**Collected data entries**
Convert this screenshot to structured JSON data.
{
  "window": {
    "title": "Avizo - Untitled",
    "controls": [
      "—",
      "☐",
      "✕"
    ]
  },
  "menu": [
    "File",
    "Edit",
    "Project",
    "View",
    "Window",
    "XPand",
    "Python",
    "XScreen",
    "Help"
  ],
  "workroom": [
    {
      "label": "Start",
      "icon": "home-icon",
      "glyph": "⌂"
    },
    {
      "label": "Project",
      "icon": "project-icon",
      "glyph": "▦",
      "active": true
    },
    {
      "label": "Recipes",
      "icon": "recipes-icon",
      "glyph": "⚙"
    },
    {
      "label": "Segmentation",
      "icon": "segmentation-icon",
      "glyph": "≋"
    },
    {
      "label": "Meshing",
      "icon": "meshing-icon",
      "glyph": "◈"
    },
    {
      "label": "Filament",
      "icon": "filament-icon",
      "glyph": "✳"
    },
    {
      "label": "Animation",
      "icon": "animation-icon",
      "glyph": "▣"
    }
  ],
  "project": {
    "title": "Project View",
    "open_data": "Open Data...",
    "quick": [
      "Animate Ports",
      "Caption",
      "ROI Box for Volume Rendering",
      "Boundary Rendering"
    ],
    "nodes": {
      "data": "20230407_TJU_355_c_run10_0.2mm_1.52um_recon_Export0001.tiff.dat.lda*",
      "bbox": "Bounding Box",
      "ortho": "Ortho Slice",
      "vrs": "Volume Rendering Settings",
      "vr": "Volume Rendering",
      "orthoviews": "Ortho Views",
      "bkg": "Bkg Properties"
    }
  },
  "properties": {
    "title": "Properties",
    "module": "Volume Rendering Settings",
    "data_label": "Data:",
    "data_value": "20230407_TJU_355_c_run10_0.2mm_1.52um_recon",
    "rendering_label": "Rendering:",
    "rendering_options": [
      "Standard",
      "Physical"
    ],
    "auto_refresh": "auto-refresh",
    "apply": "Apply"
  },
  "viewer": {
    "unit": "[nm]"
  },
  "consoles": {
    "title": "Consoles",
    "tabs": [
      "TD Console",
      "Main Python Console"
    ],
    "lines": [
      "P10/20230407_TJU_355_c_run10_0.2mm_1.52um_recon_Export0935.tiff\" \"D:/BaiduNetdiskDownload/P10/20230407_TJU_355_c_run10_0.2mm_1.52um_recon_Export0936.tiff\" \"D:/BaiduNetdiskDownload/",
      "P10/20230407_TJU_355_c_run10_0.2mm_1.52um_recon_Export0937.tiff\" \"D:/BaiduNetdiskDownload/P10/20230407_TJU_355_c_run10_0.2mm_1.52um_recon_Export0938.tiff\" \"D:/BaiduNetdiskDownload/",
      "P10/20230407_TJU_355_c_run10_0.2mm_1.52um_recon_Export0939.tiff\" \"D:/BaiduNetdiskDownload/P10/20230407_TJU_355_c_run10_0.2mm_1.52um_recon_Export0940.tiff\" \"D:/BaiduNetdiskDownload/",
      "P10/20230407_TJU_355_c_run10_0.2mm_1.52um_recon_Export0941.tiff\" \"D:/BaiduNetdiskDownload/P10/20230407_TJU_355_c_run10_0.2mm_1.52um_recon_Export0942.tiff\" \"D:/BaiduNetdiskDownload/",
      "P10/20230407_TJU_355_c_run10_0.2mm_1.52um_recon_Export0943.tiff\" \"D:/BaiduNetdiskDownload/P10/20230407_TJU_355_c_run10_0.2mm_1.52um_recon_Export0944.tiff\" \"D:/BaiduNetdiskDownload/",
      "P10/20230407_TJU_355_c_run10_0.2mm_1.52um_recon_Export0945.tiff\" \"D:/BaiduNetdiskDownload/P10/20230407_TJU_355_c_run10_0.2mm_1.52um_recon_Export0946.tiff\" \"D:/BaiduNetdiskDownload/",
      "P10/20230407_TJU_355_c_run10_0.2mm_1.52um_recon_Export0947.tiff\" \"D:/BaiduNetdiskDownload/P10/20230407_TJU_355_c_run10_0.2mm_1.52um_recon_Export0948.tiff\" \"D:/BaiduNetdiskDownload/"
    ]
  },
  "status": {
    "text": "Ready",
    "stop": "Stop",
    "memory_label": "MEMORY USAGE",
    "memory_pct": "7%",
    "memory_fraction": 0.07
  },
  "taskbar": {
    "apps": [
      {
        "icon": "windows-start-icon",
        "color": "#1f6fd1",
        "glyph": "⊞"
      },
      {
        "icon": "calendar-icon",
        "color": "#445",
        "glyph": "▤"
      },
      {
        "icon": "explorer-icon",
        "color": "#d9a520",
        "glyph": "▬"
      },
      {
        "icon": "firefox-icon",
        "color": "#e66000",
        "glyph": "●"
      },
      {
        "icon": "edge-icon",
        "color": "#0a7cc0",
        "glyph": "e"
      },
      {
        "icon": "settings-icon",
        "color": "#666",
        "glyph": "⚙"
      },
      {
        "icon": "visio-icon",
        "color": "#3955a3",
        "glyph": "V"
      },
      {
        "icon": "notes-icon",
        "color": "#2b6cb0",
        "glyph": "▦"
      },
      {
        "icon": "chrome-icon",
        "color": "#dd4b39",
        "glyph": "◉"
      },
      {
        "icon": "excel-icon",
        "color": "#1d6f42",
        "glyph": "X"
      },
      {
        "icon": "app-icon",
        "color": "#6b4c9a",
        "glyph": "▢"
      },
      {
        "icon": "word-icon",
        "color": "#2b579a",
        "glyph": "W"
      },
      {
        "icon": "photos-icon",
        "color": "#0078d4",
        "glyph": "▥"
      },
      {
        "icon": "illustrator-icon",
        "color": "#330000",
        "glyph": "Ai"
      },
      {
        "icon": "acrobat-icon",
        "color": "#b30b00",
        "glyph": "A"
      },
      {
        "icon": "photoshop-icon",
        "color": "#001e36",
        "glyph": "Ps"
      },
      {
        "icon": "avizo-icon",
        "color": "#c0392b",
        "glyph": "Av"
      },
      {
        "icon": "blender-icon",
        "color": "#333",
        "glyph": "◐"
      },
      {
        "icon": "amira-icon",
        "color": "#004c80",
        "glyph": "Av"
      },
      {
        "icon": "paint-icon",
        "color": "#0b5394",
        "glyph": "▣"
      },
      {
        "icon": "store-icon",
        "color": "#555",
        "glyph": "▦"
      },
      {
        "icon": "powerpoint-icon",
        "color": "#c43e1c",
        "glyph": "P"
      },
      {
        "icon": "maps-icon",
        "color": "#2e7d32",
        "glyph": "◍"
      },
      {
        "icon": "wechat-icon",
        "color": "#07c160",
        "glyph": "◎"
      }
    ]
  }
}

**TO BE DONE**
All of the lines above must be returned exactly.

**TASK RESULT**
Convert this screenshot to structured JSON data.
{
  "window": {
    "title": "Avizo - Untitled",
    "controls": [
      "—",
      "☐",
      "✕"
    ]
  },
  "menu": [
    "File",
    "Edit",
    "Project",
    "View",
    "Window",
    "XPand",
    "Python",
    "XScreen",
    "Help"
  ],
  "workroom": [
    {
      "label": "Start",
      "icon": "home-icon",
      "glyph": "⌂"
    },
    {
      "label": "Project",
      "icon": "project-icon",
      "glyph": "▦",
      "active": true
    },
    {
      "label": "Recipes",
      "icon": "recipes-icon",
      "glyph": "⚙"
    },
    {
      "label": "Segmentation",
      "icon": "segmentation-icon",
      "glyph": "≋"
    },
    {
      "label": "Meshing",
      "icon": "meshing-icon",
      "glyph": "◈"
    },
    {
      "label": "Filament",
      "icon": "filament-icon",
      "glyph": "✳"
    },
    {
      "label": "Animation",
      "icon": "animation-icon",
      "glyph": "▣"
    }
  ],
  "project": {
    "title": "Project View",
    "open_data": "Open Data...",
    "quick": [
      "Animate Ports",
      "Caption",
      "ROI Box for Volume Rendering",
      "Boundary Rendering"
    ],
    "nodes": {
      "data": "20230407_TJU_355_c_run10_0.2mm_1.52um_recon_Export0001.tiff.dat.lda*",
      "bbox": "Bounding Box",
      "ortho": "Ortho Slice",
      "vrs": "Volume Rendering Settings",
      "vr": "Volume Rendering",
      "orthoviews": "Ortho Views",
      "bkg": "Bkg Properties"
    }
  },
  "properties": {
    "title": "Properties",
    "module": "Volume Rendering Settings",
    "data_label": "Data:",
    "data_value": "20230407_TJU_355_c_run10_0.2mm_1.52um_recon",
    "rendering_label": "Rendering:",
    "rendering_options": [
      "Standard",
      "Physical"
    ],
    "auto_refresh": "auto-refresh",
    "apply": "Apply"
  },
  "viewer": {
    "unit": "[nm]"
  },
  "consoles": {
    "title": "Consoles",
    "tabs": [
      "TD Console",
      "Main Python Console"
    ],
    "lines": [
      "P10/20230407_TJU_355_c_run10_0.2mm_1.52um_recon_Export0935.tiff\" \"D:/BaiduNetdiskDownload/P10/20230407_TJU_355_c_run10_0.2mm_1.52um_recon_Export0936.tiff\" \"D:/BaiduNetdiskDownload/",
      "P10/20230407_TJU_355_c_run10_0.2mm_1.52um_recon_Export0937.tiff\" \"D:/BaiduNetdiskDownload/P10/20230407_TJU_355_c_run10_0.2mm_1.52um_recon_Export0938.tiff\" \"D:/BaiduNetdiskDownload/",
      "P10/20230407_TJU_355_c_run10_0.2mm_1.52um_recon_Export0939.tiff\" \"D:/BaiduNetdiskDownload/P10/20230407_TJU_355_c_run10_0.2mm_1.52um_recon_Export0940.tiff\" \"D:/BaiduNetdiskDownload/",
      "P10/20230407_TJU_355_c_run10_0.2mm_1.52um_recon_Export0941.tiff\" \"D:/BaiduNetdiskDownload/P10/20230407_TJU_355_c_run10_0.2mm_1.52um_recon_Export0942.tiff\" \"D:/BaiduNetdiskDownload/",
      "P10/20230407_TJU_355_c_run10_0.2mm_1.52um_recon_Export0943.tiff\" \"D:/BaiduNetdiskDownload/P10/20230407_TJU_355_c_run10_0.2mm_1.52um_recon_Export0944.tiff\" \"D:/BaiduNetdiskDownload/",
      "P10/20230407_TJU_355_c_run10_0.2mm_1.52um_recon_Export0945.tiff\" \"D:/BaiduNetdiskDownload/P10/20230407_TJU_355_c_run10_0.2mm_1.52um_recon_Export0946.tiff\" \"D:/BaiduNetdiskDownload/",
      "P10/20230407_TJU_355_c_run10_0.2mm_1.52um_recon_Export0947.tiff\" \"D:/BaiduNetdiskDownload/P10/20230407_TJU_355_c_run10_0.2mm_1.52um_recon_Export0948.tiff\" \"D:/BaiduNetdiskDownload/"
    ]
  },
  "status": {
    "text": "Ready",
    "stop": "Stop",
    "memory_label": "MEMORY USAGE",
    "memory_pct": "7%",
    "memory_fraction": 0.07
  },
  "taskbar": {
    "apps": [
      {
        "icon": "windows-start-icon",
        "color": "#1f6fd1",
        "glyph": "⊞"
      },
      {
        "icon": "calendar-icon",
        "color": "#445",
        "glyph": "▤"
      },
      {
        "icon": "explorer-icon",
        "color": "#d9a520",
        "glyph": "▬"
      },
      {
        "icon": "firefox-icon",
        "color": "#e66000",
        "glyph": "●"
      },
      {
        "icon": "edge-icon",
        "color": "#0a7cc0",
        "glyph": "e"
      },
      {
        "icon": "settings-icon",
        "color": "#666",
        "glyph": "⚙"
      },
      {
        "icon": "visio-icon",
        "color": "#3955a3",
        "glyph": "V"
      },
      {
        "icon": "notes-icon",
        "color": "#2b6cb0",
        "glyph": "▦"
      },
      {
        "icon": "chrome-icon",
        "color": "#dd4b39",
        "glyph": "◉"
      },
      {
        "icon": "excel-icon",
        "color": "#1d6f42",
        "glyph": "X"
      },
      {
        "icon": "app-icon",
        "color": "#6b4c9a",
        "glyph": "▢"
      },
      {
        "icon": "word-icon",
        "color": "#2b579a",
        "glyph": "W"
      },
      {
        "icon": "photos-icon",
        "color": "#0078d4",
        "glyph": "▥"
      },
      {
        "icon": "illustrator-icon",
        "color": "#330000",
        "glyph": "Ai"
      },
      {
        "icon": "acrobat-icon",
        "color": "#b30b00",
        "glyph": "A"
      },
      {
        "icon": "photoshop-icon",
        "color": "#001e36",
        "glyph": "Ps"
      },
      {
        "icon": "avizo-icon",
        "color": "#c0392b",
        "glyph": "Av"
      },
      {
        "icon": "blender-icon",
        "color": "#333",
        "glyph": "◐"
      },
      {
        "icon": "amira-icon",
        "color": "#004c80",
        "glyph": "Av"
      },
      {
        "icon": "paint-icon",
        "color": "#0b5394",
        "glyph": "▣"
      },
      {
        "icon": "store-icon",
        "color": "#555",
        "glyph": "▦"
      },
      {
        "icon": "powerpoint-icon",
        "color": "#c43e1c",
        "glyph": "P"
      },
      {
        "icon": "maps-icon",
        "color": "#2e7d32",
        "glyph": "◍"
      },
      {
        "icon": "wechat-icon",
        "color": "#07c160",
        "glyph": "◎"
      }
    ]
  }
}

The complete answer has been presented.